■ Direction ■
Copy out all of the material exactly.

··· Supplied data ···

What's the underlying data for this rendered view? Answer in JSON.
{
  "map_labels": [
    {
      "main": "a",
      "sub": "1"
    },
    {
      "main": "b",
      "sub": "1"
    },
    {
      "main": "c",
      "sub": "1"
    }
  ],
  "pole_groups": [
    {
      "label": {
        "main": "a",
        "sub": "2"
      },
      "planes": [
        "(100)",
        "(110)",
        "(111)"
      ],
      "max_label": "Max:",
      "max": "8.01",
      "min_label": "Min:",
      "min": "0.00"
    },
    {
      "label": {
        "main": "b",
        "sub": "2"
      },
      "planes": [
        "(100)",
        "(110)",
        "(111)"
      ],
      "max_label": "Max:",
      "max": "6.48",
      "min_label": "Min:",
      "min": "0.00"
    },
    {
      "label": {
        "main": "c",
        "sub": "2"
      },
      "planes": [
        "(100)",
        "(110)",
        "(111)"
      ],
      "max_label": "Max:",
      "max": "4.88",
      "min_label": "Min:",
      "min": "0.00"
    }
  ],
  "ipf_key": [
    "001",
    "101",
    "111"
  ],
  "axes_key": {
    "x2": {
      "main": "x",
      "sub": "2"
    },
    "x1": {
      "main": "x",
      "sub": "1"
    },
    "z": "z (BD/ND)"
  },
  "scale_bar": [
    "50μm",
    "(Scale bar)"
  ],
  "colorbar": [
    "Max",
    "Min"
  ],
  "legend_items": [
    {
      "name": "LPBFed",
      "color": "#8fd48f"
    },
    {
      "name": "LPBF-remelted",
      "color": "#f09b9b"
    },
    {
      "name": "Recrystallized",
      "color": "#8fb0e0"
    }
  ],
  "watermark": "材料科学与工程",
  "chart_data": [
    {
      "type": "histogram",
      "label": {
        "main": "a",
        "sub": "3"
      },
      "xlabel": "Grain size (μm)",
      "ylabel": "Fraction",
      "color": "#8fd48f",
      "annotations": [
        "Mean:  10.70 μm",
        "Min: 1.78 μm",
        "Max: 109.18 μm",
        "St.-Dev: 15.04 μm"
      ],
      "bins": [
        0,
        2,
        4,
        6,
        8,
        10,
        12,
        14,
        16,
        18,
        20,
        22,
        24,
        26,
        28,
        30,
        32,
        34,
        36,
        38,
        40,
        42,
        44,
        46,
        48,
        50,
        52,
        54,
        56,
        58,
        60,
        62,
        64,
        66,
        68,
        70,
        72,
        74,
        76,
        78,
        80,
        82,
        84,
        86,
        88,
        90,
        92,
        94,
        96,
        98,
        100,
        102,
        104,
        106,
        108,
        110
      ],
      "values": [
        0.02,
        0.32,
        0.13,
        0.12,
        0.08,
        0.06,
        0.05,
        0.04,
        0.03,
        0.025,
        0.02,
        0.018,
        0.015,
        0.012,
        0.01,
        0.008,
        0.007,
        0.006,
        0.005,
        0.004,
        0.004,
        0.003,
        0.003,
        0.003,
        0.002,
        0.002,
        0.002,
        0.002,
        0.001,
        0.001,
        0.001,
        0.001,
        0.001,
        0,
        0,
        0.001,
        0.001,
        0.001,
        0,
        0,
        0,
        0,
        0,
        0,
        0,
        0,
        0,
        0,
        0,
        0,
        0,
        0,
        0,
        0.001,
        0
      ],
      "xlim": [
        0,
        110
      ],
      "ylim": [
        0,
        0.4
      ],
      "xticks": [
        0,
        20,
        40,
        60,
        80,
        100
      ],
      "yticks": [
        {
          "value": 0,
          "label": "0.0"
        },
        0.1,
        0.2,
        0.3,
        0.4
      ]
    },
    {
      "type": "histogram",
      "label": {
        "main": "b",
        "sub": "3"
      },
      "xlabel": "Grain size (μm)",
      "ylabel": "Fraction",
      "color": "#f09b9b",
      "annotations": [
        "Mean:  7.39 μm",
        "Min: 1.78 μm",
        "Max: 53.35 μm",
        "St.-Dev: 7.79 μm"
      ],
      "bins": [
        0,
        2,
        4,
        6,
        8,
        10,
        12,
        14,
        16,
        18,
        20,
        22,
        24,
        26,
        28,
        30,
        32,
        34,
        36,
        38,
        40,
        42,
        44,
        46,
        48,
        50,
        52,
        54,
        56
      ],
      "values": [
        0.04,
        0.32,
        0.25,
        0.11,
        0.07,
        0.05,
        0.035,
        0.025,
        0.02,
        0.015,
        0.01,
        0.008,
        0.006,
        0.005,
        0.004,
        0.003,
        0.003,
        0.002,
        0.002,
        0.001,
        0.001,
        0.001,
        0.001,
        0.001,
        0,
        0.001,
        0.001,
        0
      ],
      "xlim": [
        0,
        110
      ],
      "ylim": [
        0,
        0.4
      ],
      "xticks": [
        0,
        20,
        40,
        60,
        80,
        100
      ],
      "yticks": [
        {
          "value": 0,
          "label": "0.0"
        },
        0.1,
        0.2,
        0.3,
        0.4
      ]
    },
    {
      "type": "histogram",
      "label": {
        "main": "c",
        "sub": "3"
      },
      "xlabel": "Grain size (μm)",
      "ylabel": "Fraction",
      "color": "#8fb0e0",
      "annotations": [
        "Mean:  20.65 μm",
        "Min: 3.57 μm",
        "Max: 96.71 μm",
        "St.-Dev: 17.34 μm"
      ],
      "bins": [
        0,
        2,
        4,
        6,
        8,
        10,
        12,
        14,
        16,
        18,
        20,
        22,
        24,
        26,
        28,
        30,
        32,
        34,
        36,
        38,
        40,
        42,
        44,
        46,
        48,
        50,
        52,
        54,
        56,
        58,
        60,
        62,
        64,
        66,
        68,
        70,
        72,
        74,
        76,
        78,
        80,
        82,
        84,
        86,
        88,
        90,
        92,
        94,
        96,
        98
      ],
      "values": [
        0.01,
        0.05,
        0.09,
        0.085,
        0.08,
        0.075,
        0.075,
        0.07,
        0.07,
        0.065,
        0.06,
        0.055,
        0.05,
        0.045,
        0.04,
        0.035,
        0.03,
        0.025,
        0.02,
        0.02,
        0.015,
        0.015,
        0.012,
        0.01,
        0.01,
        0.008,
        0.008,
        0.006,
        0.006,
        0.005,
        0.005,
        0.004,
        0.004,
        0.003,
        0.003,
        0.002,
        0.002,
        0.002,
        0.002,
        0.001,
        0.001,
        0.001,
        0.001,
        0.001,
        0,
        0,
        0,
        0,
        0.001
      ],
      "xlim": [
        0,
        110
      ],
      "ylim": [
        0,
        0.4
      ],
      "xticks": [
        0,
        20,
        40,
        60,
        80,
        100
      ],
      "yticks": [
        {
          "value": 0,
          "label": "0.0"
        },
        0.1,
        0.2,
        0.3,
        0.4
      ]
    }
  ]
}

···

■ Output ■
What's the underlying data for this rendered view? Answer in JSON.
{
  "map_labels": [
    {
      "main": "a",
      "sub": "1"
    },
    {
      "main": "b",
      "sub": "1"
    },
    {
      "main": "c",
      "sub": "1"
    }
  ],
  "pole_groups": [
    {
      "label": {
        "main": "a",
        "sub": "2"
      },
      "planes": [
        "(100)",
        "(110)",
        "(111)"
      ],
      "max_label": "Max:",
      "max": "8.01",
      "min_label": "Min:",
      "min": "0.00"
    },
    {
      "label": {
        "main": "b",
        "sub": "2"
      },
      "planes": [
        "(100)",
        "(110)",
        "(111)"
      ],
      "max_label": "Max:",
      "max": "6.48",
      "min_label": "Min:",
      "min": "0.00"
    },
    {
      "label": {
        "main": "c",
        "sub": "2"
      },
      "planes": [
        "(100)",
        "(110)",
        "(111)"
      ],
      "max_label": "Max:",
      "max": "4.88",
      "min_label": "Min:",
      "min": "0.00"
    }
  ],
  "ipf_key": [
    "001",
    "101",
    "111"
  ],
  "axes_key": {
    "x2": {
      "main": "x",
      "sub": "2"
    },
    "x1": {
      "main": "x",
      "sub": "1"
    },
    "z": "z (BD/ND)"
  },
  "scale_bar": [
    "50μm",
    "(Scale bar)"
  ],
  "colorbar": [
    "Max",
    "Min"
  ],
  "legend_items": [
    {
      "name": "LPBFed",
      "color": "#8fd48f"
    },
    {
      "name": "LPBF-remelted",
      "color": "#f09b9b"
    },
    {
      "name": "Recrystallized",
      "color": "#8fb0e0"
    }
  ],
  "watermark": "材料科学与工程",
  "chart_data": [
    {
      "type": "histogram",
      "label": {
        "main": "a",
        "sub": "3"
      },
      "xlabel": "Grain size (μm)",
      "ylabel": "Fraction",
      "color": "#8fd48f",
      "annotations": [
        "Mean:  10.70 μm",
        "Min: 1.78 μm",
        "Max: 109.18 μm",
        "St.-Dev: 15.04 μm"
      ],
      "bins": [
        0,
        2,
        4,
        6,
        8,
        10,
        12,
        14,
        16,
        18,
        20,
        22,
        24,
        26,
        28,
        30,
        32,
        34,
        36,
        38,
        40,
        42,
        44,
        46,
        48,
        50,
        52,
        54,
        56,
        58,
        60,
        62,
        64,
        66,
        68,
        70,
        72,
        74,
        76,
        78,
        80,
        82,
        84,
        86,
        88,
        90,
        92,
        94,
        96,
        98,
        100,
        102,
        104,
        106,
        108,
        110
      ],
      "values": [
        0.02,
        0.32,
        0.13,
        0.12,
        0.08,
        0.06,
        0.05,
        0.04,
        0.03,
        0.025,
        0.02,
        0.018,
        0.015,
        0.012,
        0.01,
        0.008,
        0.007,
        0.006,
        0.005,
        0.004,
        0.004,
        0.003,
        0.003,
        0.003,
        0.002,
        0.002,
        0.002,
        0.002,
        0.001,
        0.001,
        0.001,
        0.001,
        0.001,
        0,
        0,
        0.001,
        0.001,
        0.001,
        0,
        0,
        0,
        0,
        0,
        0,
        0,
        0,
        0,
        0,
        0,
        0,
        0,
        0,
        0,
        0.001,
        0
      ],
      "xlim": [
        0,
        110
      ],
      "ylim": [
        0,
        0.4
      ],
      "xticks": [
        0,
        20,
        40,
        60,
        80,
        100
      ],
      "yticks": [
        {
          "value": 0,
          "label": "0.0"
        },
        0.1,
        0.2,
        0.3,
        0.4
      ]
    },
    {
      "type": "histogram",
      "label": {
        "main": "b",
        "sub": "3"
      },
      "xlabel": "Grain size (μm)",
      "ylabel": "Fraction",
      "color": "#f09b9b",
      "annotations": [
        "Mean:  7.39 μm",
        "Min: 1.78 μm",
        "Max: 53.35 μm",
        "St.-Dev: 7.79 μm"
      ],
      "bins": [
        0,
        2,
        4,
        6,
        8,
        10,
        12,
        14,
        16,
        18,
        20,
        22,
        24,
        26,
        28,
        30,
        32,
        34,
        36,
        38,
        40,
        42,
        44,
        46,
        48,
        50,
        52,
        54,
        56
      ],
      "values": [
        0.04,
        0.32,
        0.25,
        0.11,
        0.07,
        0.05,
        0.035,
        0.025,
        0.02,
        0.015,
        0.01,
        0.008,
        0.006,
        0.005,
        0.004,
        0.003,
        0.003,
        0.002,
        0.002,
        0.001,
        0.001,
        0.001,
        0.001,
        0.001,
        0,
        0.001,
        0.001,
        0
      ],
      "xlim": [
        0,
        110
      ],
      "ylim": [
        0,
        0.4
      ],
      "xticks": [
        0,
        20,
        40,
        60,
        80,
        100
      ],
      "yticks": [
        {
          "value": 0,
          "label": "0.0"
        },
        0.1,
        0.2,
        0.3,
        0.4
      ]
    },
    {
      "type": "histogram",
      "label": {
        "main": "c",
        "sub": "3"
      },
      "xlabel": "Grain size (μm)",
      "ylabel": "Fraction",
      "color": "#8fb0e0",
      "annotations": [
        "Mean:  20.65 μm",
        "Min: 3.57 μm",
        "Max: 96.71 μm",
        "St.-Dev: 17.34 μm"
      ],
      "bins": [
        0,
        2,
        4,
        6,
        8,
        10,
        12,
        14,
        16,
        18,
        20,
        22,
        24,
        26,
        28,
        30,
        32,
        34,
        36,
        38,
        40,
        42,
        44,
        46,
        48,
        50,
        52,
        54,
        56,
        58,
        60,
        62,
        64,
        66,
        68,
        70,
        72,
        74,
        76,
        78,
        80,
        82,
        84,
        86,
        88,
        90,
        92,
        94,
        96,
        98
      ],
      "values": [
        0.01,
        0.05,
        0.09,
        0.085,
        0.08,
        0.075,
        0.075,
        0.07,
        0.07,
        0.065,
        0.06,
        0.055,
        0.05,
        0.045,
        0.04,
        0.035,
        0.03,
        0.025,
        0.02,
        0.02,
        0.015,
        0.015,
        0.012,
        0.01,
        0.01,
        0.008,
        0.008,
        0.006,
        0.006,
        0.005,
        0.005,
        0.004,
        0.004,
        0.003,
        0.003,
        0.002,
        0.002,
        0.002,
        0.002,
        0.001,
        0.001,
        0.001,
        0.001,
        0.001,
        0,
        0,
        0,
        0,
        0.001
      ],
      "xlim": [
        0,
        110
      ],
      "ylim": [
        0,
        0.4
      ],
      "xticks": [
        0,
        20,
        40,
        60,
        80,
        100
      ],
      "yticks": [
        {
          "value": 0,
          "label": "0.0"
        },
        0.1,
        0.2,
        0.3,
        0.4
      ]
    }
  ]
}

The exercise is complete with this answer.